Data listing:
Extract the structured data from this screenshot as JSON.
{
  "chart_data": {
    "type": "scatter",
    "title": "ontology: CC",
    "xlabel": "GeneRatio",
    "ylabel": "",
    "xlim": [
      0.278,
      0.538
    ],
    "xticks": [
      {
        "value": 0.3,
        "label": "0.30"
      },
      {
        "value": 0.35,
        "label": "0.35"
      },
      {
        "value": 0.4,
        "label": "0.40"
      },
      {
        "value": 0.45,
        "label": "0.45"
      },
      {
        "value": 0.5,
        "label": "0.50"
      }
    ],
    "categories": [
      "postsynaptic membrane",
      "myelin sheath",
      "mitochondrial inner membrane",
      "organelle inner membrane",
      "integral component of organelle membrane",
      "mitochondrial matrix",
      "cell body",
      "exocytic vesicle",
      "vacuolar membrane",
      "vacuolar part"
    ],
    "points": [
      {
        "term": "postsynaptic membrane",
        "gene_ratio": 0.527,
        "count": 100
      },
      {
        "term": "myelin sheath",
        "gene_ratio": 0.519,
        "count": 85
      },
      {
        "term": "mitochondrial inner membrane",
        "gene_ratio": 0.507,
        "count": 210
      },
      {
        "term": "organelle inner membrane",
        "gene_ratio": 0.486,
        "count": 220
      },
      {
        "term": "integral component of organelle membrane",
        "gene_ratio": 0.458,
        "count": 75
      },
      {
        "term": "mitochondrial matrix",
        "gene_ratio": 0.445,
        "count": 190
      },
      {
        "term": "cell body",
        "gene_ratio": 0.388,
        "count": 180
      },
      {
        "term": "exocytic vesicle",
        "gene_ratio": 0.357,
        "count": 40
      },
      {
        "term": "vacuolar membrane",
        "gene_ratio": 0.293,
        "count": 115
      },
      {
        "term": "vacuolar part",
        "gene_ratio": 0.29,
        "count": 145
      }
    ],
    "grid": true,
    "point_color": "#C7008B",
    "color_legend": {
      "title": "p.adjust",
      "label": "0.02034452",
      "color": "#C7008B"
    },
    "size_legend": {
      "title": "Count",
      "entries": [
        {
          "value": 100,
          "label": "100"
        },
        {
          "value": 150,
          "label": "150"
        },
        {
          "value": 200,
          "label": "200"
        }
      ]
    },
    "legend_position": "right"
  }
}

Problem
Please quote the records above exactly, without skipping a line.

Worked answer
Extract the structured data from this screenshot as JSON.
{
  "chart_data": {
    "type": "scatter",
    "title": "ontology: CC",
    "xlabel": "GeneRatio",
    "ylabel": "",
    "xlim": [
      0.278,
      0.538
    ],
    "xticks": [
      {
        "value": 0.3,
        "label": "0.30"
      },
      {
        "value": 0.35,
        "label": "0.35"
      },
      {
        "value": 0.4,
        "label": "0.40"
      },
      {
        "value": 0.45,
        "label": "0.45"
      },
      {
        "value": 0.5,
        "label": "0.50"
      }
    ],
    "categories": [
      "postsynaptic membrane",
      "myelin sheath",
      "mitochondrial inner membrane",
      "organelle inner membrane",
      "integral component of organelle membrane",
      "mitochondrial matrix",
      "cell body",
      "exocytic vesicle",
      "vacuolar membrane",
      "vacuolar part"
    ],
    "points": [
      {
        "term": "postsynaptic membrane",
        "gene_ratio": 0.527,
        "count": 100
      },
      {
        "term": "myelin sheath",
        "gene_ratio": 0.519,
        "count": 85
      },
      {
        "term": "mitochondrial inner membrane",
        "gene_ratio": 0.507,
        "count": 210
      },
      {
        "term": "organelle inner membrane",
        "gene_ratio": 0.486,
        "count": 220
      },
      {
        "term": "integral component of organelle membrane",
        "gene_ratio": 0.458,
        "count": 75
      },
      {
        "term": "mitochondrial matrix",
        "gene_ratio": 0.445,
        "count": 190
      },
      {
        "term": "cell body",
        "gene_ratio": 0.388,
        "count": 180
      },
      {
        "term": "exocytic vesicle",
        "gene_ratio": 0.357,
        "count": 40
      },
      {
        "term": "vacuolar membrane",
        "gene_ratio": 0.293,
        "count": 115
      },
      {
        "term": "vacuolar part",
        "gene_ratio": 0.29,
        "count": 145
      }
    ],
    "grid": true,
    "point_color": "#C7008B",
    "color_legend": {
      "title": "p.adjust",
      "label": "0.02034452",
      "color": "#C7008B"
    },
    "size_legend": {
      "title": "Count",
      "entries": [
        {
          "value": 100,
          "label": "100"
        },
        {
          "value": 150,
          "label": "150"
        },
        {
          "value": 200,
          "label": "200"
        }
      ]
    },
    "legend_position": "right"
  }
}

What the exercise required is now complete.